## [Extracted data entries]
────────
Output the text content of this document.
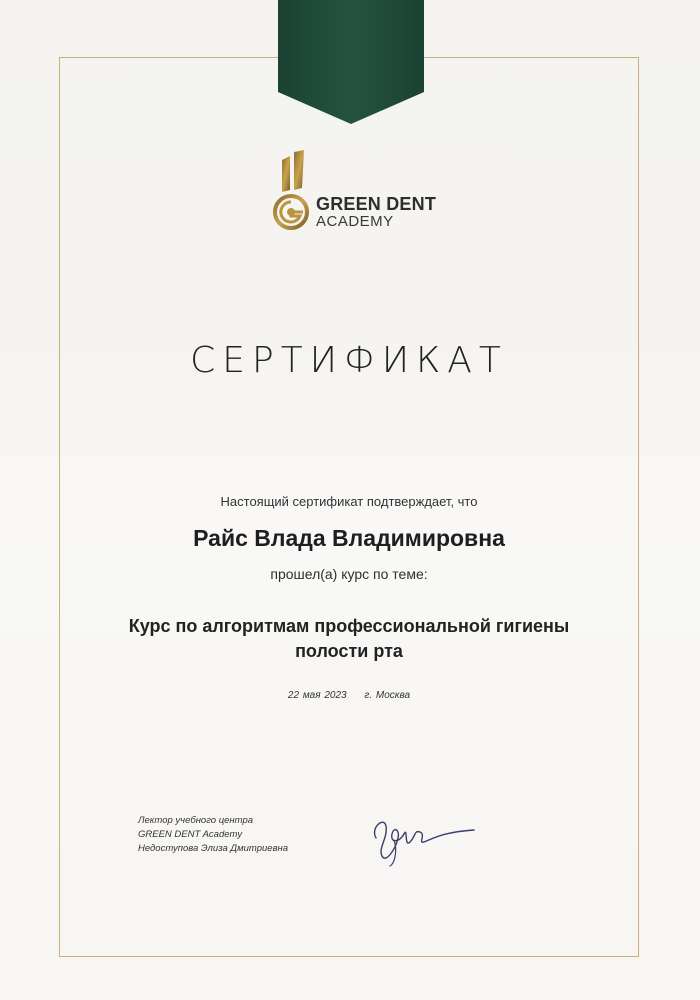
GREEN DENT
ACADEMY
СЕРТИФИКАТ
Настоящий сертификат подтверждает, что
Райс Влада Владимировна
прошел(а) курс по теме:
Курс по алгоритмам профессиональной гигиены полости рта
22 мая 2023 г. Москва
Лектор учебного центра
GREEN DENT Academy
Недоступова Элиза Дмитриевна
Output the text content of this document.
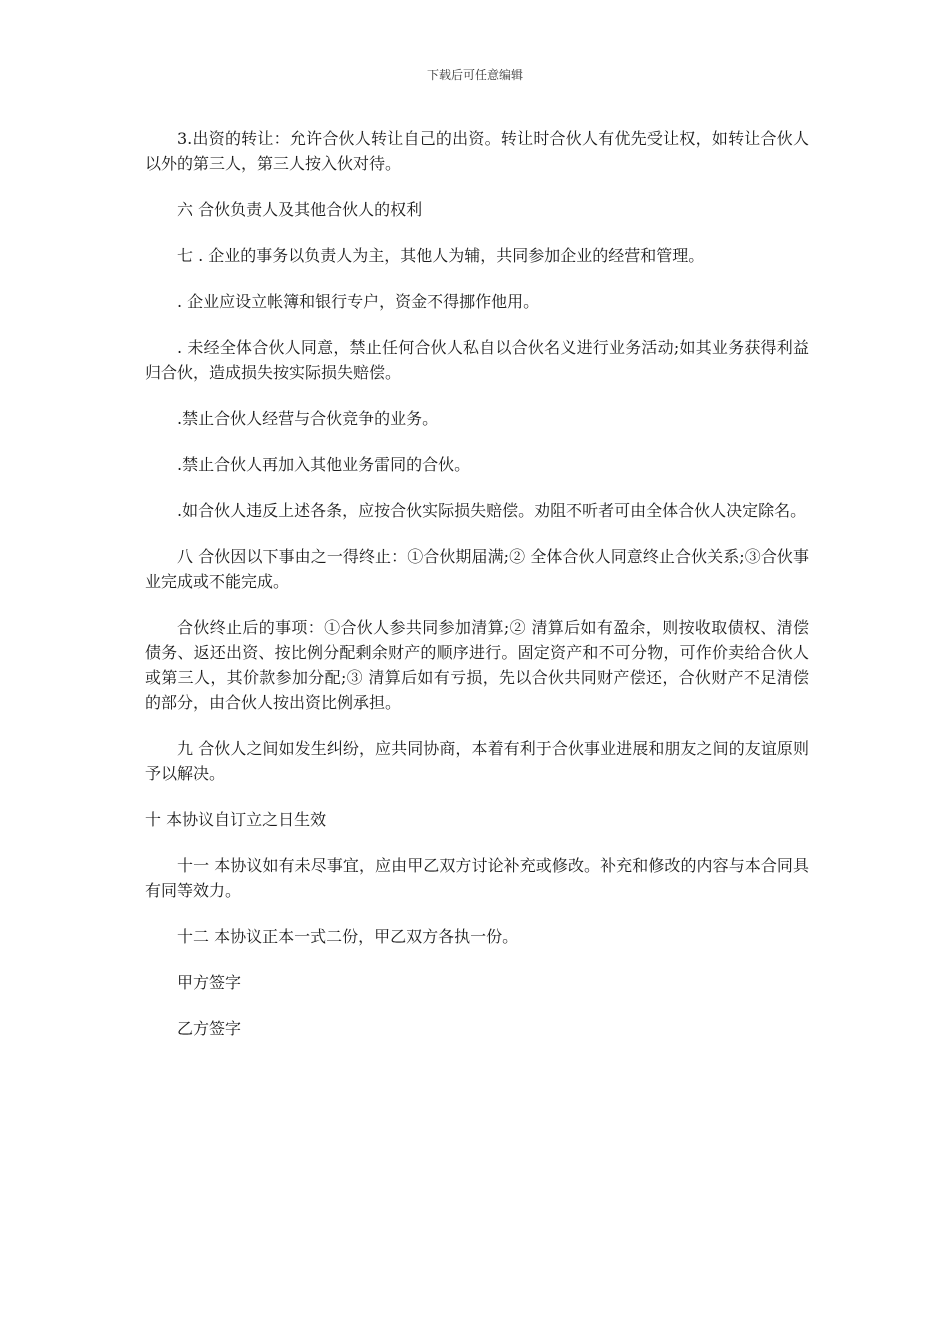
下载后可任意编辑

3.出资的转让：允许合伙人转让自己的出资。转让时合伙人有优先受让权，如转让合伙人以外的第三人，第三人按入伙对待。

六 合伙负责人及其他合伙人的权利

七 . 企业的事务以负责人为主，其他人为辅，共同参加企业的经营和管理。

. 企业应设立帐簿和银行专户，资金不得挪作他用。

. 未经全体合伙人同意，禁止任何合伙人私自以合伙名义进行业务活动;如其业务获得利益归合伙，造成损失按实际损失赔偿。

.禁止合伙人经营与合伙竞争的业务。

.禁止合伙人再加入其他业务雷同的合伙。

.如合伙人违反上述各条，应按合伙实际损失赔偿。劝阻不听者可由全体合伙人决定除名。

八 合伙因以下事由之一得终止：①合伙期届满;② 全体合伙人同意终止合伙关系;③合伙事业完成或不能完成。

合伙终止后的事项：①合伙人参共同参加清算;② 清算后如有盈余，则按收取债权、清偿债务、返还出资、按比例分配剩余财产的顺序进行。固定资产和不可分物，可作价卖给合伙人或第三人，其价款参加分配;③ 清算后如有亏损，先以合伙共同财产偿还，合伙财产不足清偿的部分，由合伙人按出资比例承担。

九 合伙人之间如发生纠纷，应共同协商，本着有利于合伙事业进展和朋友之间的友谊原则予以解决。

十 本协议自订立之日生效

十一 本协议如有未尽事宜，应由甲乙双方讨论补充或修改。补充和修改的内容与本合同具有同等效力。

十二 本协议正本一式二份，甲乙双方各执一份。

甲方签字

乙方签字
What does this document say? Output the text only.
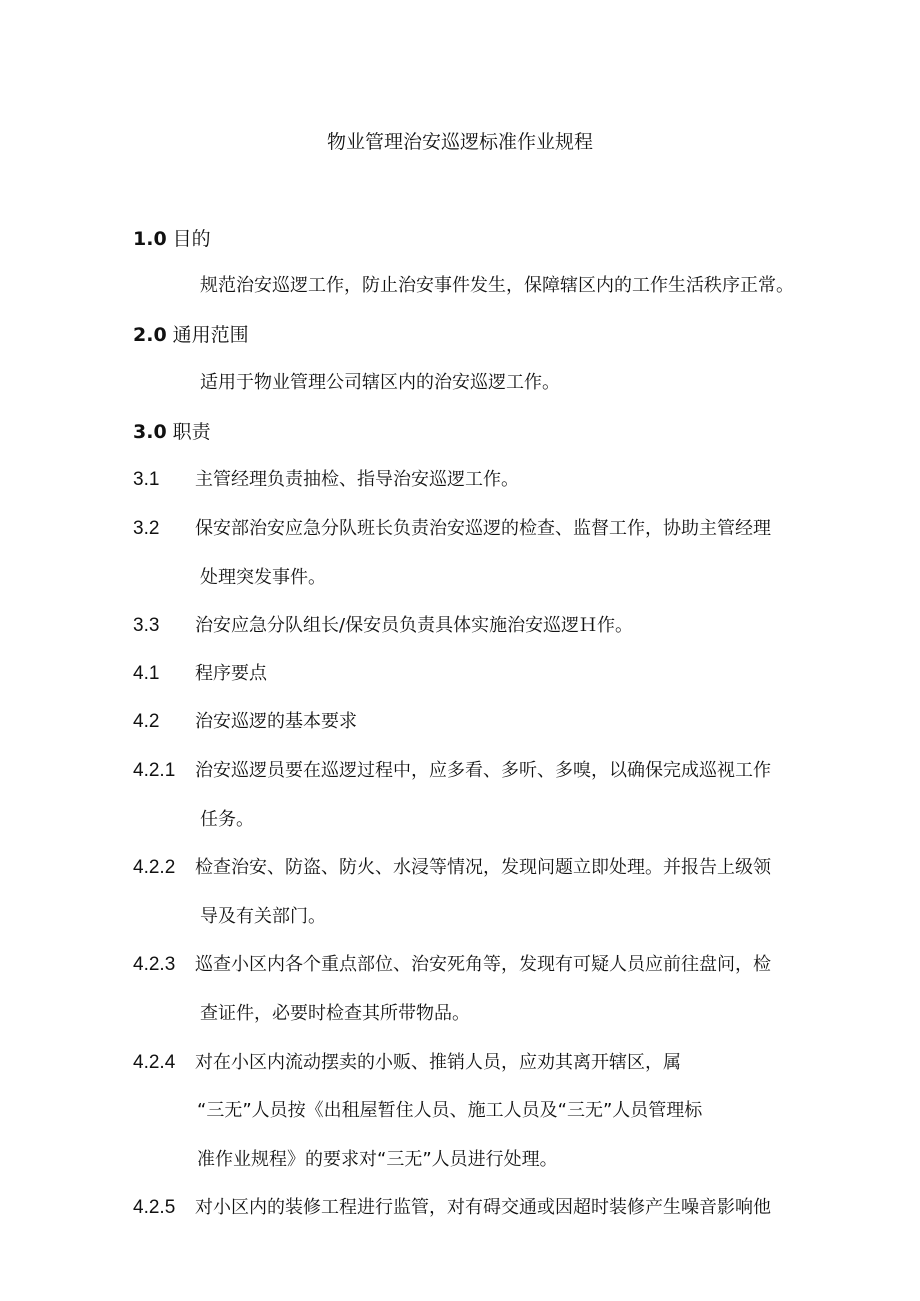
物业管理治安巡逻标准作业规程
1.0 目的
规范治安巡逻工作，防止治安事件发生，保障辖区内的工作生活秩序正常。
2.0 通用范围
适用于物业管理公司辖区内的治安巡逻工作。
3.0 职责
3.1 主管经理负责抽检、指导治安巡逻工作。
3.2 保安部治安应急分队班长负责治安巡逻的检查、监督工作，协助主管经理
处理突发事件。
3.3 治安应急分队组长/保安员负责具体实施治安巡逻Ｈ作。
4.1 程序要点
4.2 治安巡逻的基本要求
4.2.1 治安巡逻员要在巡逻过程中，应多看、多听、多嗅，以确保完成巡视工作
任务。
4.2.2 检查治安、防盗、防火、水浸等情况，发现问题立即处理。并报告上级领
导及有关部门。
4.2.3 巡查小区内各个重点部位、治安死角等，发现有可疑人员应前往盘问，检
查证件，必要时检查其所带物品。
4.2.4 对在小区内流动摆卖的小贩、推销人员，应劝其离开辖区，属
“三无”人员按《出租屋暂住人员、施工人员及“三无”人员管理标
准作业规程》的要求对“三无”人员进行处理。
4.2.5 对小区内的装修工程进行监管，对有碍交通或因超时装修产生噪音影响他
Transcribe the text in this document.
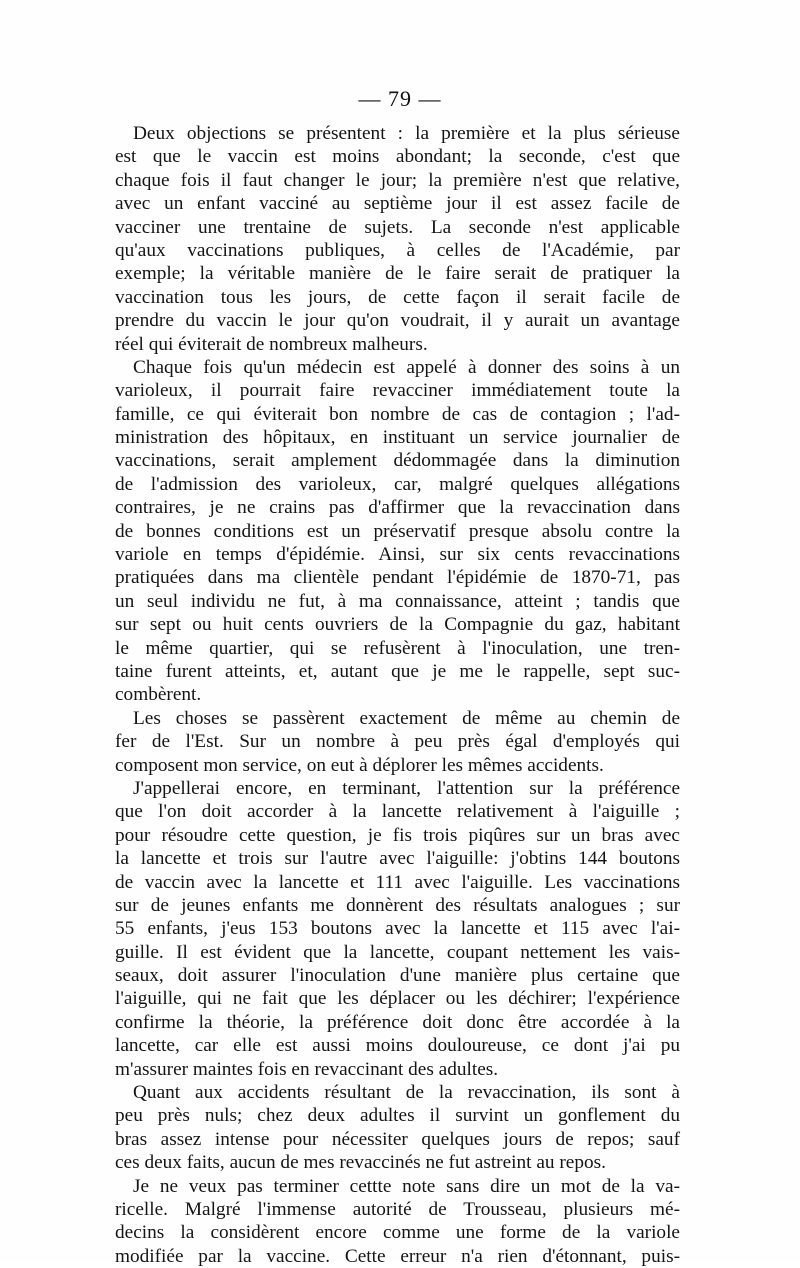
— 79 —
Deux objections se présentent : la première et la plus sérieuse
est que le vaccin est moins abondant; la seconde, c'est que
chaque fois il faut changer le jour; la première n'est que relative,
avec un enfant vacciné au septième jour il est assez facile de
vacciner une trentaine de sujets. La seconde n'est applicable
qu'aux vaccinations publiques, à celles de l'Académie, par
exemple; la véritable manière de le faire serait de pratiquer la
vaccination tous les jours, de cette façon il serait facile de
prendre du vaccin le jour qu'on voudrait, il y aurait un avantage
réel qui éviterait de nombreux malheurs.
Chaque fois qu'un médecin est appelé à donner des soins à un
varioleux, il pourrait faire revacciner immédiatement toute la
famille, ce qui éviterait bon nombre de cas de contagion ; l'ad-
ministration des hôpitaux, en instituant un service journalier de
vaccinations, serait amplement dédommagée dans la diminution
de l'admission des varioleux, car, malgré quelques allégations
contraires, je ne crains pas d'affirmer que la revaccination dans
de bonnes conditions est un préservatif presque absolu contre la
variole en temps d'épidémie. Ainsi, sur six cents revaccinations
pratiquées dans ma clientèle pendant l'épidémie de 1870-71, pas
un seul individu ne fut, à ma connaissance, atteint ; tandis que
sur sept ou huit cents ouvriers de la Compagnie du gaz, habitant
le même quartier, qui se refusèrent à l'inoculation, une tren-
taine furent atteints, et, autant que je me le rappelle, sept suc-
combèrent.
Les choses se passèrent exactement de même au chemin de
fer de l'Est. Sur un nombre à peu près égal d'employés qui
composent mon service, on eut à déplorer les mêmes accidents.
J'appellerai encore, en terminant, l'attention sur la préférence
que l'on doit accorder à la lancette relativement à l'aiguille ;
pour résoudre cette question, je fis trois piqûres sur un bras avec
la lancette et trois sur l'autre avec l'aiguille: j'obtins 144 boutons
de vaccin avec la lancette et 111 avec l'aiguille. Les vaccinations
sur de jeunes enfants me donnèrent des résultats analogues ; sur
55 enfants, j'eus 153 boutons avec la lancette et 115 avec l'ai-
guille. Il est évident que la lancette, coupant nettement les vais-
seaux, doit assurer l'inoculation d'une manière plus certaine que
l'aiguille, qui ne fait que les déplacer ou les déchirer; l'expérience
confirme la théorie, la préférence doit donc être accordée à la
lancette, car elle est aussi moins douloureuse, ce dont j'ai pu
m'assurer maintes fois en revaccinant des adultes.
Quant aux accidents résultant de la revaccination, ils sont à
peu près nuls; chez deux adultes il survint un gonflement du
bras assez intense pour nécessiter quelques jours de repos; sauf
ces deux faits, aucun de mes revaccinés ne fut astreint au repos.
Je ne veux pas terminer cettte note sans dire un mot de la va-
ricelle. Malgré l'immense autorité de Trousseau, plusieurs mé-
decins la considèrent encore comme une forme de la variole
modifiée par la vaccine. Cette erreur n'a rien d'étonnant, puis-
────────
## [Required work]
Copy the material above in full and exactly, skipping pictures.

## [Solution to the problem]
Output the text content of this document.
GREEN DENT
ACADEMY
СЕРТИФИКАТ
Настоящий сертификат подтверждает, что
Райс Влада Владимировна
прошел(а) курс по теме:
Курс по алгоритмам профессиональной гигиены полости рта
22 мая 2023 г. Москва
Лектор учебного центра
GREEN DENT Academy
Недоступова Элиза Дмитриевна
Output the text content of this document.
下载后可任意编辑

3.出资的转让：允许合伙人转让自己的出资。转让时合伙人有优先受让权，如转让合伙人以外的第三人，第三人按入伙对待。

六 合伙负责人及其他合伙人的权利

七 . 企业的事务以负责人为主，其他人为辅，共同参加企业的经营和管理。

. 企业应设立帐簿和银行专户，资金不得挪作他用。

. 未经全体合伙人同意，禁止任何合伙人私自以合伙名义进行业务活动;如其业务获得利益归合伙，造成损失按实际损失赔偿。

.禁止合伙人经营与合伙竞争的业务。

.禁止合伙人再加入其他业务雷同的合伙。

.如合伙人违反上述各条，应按合伙实际损失赔偿。劝阻不听者可由全体合伙人决定除名。

八 合伙因以下事由之一得终止：①合伙期届满;② 全体合伙人同意终止合伙关系;③合伙事业完成或不能完成。

合伙终止后的事项：①合伙人参共同参加清算;② 清算后如有盈余，则按收取债权、清偿债务、返还出资、按比例分配剩余财产的顺序进行。固定资产和不可分物，可作价卖给合伙人或第三人，其价款参加分配;③ 清算后如有亏损，先以合伙共同财产偿还，合伙财产不足清偿的部分，由合伙人按出资比例承担。

九 合伙人之间如发生纠纷，应共同协商，本着有利于合伙事业进展和朋友之间的友谊原则予以解决。

十 本协议自订立之日生效

十一 本协议如有未尽事宜，应由甲乙双方讨论补充或修改。补充和修改的内容与本合同具有同等效力。

十二 本协议正本一式二份，甲乙双方各执一份。

甲方签字

乙方签字
What does this document say? Output the text only.
物业管理治安巡逻标准作业规程
1.0 目的
规范治安巡逻工作，防止治安事件发生，保障辖区内的工作生活秩序正常。
2.0 通用范围
适用于物业管理公司辖区内的治安巡逻工作。
3.0 职责
3.1 主管经理负责抽检、指导治安巡逻工作。
3.2 保安部治安应急分队班长负责治安巡逻的检查、监督工作，协助主管经理
处理突发事件。
3.3 治安应急分队组长/保安员负责具体实施治安巡逻Ｈ作。
4.1 程序要点
4.2 治安巡逻的基本要求
4.2.1 治安巡逻员要在巡逻过程中，应多看、多听、多嗅，以确保完成巡视工作
任务。
4.2.2 检查治安、防盗、防火、水浸等情况，发现问题立即处理。并报告上级领
导及有关部门。
4.2.3 巡查小区内各个重点部位、治安死角等，发现有可疑人员应前往盘问，检
查证件，必要时检查其所带物品。
4.2.4 对在小区内流动摆卖的小贩、推销人员，应劝其离开辖区，属
“三无”人员按《出租屋暂住人员、施工人员及“三无”人员管理标
准作业规程》的要求对“三无”人员进行处理。
4.2.5 对小区内的装修工程进行监管，对有碍交通或因超时装修产生噪音影响他
Transcribe the text in this document.
— 79 —
Deux objections se présentent : la première et la plus sérieuse
est que le vaccin est moins abondant; la seconde, c'est que
chaque fois il faut changer le jour; la première n'est que relative,
avec un enfant vacciné au septième jour il est assez facile de
vacciner une trentaine de sujets. La seconde n'est applicable
qu'aux vaccinations publiques, à celles de l'Académie, par
exemple; la véritable manière de le faire serait de pratiquer la
vaccination tous les jours, de cette façon il serait facile de
prendre du vaccin le jour qu'on voudrait, il y aurait un avantage
réel qui éviterait de nombreux malheurs.
Chaque fois qu'un médecin est appelé à donner des soins à un
varioleux, il pourrait faire revacciner immédiatement toute la
famille, ce qui éviterait bon nombre de cas de contagion ; l'ad-
ministration des hôpitaux, en instituant un service journalier de
vaccinations, serait amplement dédommagée dans la diminution
de l'admission des varioleux, car, malgré quelques allégations
contraires, je ne crains pas d'affirmer que la revaccination dans
de bonnes conditions est un préservatif presque absolu contre la
variole en temps d'épidémie. Ainsi, sur six cents revaccinations
pratiquées dans ma clientèle pendant l'épidémie de 1870-71, pas
un seul individu ne fut, à ma connaissance, atteint ; tandis que
sur sept ou huit cents ouvriers de la Compagnie du gaz, habitant
le même quartier, qui se refusèrent à l'inoculation, une tren-
taine furent atteints, et, autant que je me le rappelle, sept suc-
combèrent.
Les choses se passèrent exactement de même au chemin de
fer de l'Est. Sur un nombre à peu près égal d'employés qui
composent mon service, on eut à déplorer les mêmes accidents.
J'appellerai encore, en terminant, l'attention sur la préférence
que l'on doit accorder à la lancette relativement à l'aiguille ;
pour résoudre cette question, je fis trois piqûres sur un bras avec
la lancette et trois sur l'autre avec l'aiguille: j'obtins 144 boutons
de vaccin avec la lancette et 111 avec l'aiguille. Les vaccinations
sur de jeunes enfants me donnèrent des résultats analogues ; sur
55 enfants, j'eus 153 boutons avec la lancette et 115 avec l'ai-
guille. Il est évident que la lancette, coupant nettement les vais-
seaux, doit assurer l'inoculation d'une manière plus certaine que
l'aiguille, qui ne fait que les déplacer ou les déchirer; l'expérience
confirme la théorie, la préférence doit donc être accordée à la
lancette, car elle est aussi moins douloureuse, ce dont j'ai pu
m'assurer maintes fois en revaccinant des adultes.
Quant aux accidents résultant de la revaccination, ils sont à
peu près nuls; chez deux adultes il survint un gonflement du
bras assez intense pour nécessiter quelques jours de repos; sauf
ces deux faits, aucun de mes revaccinés ne fut astreint au repos.
Je ne veux pas terminer cettte note sans dire un mot de la va-
ricelle. Malgré l'immense autorité de Trousseau, plusieurs mé-
decins la considèrent encore comme une forme de la variole
modifiée par la vaccine. Cette erreur n'a rien d'étonnant, puis-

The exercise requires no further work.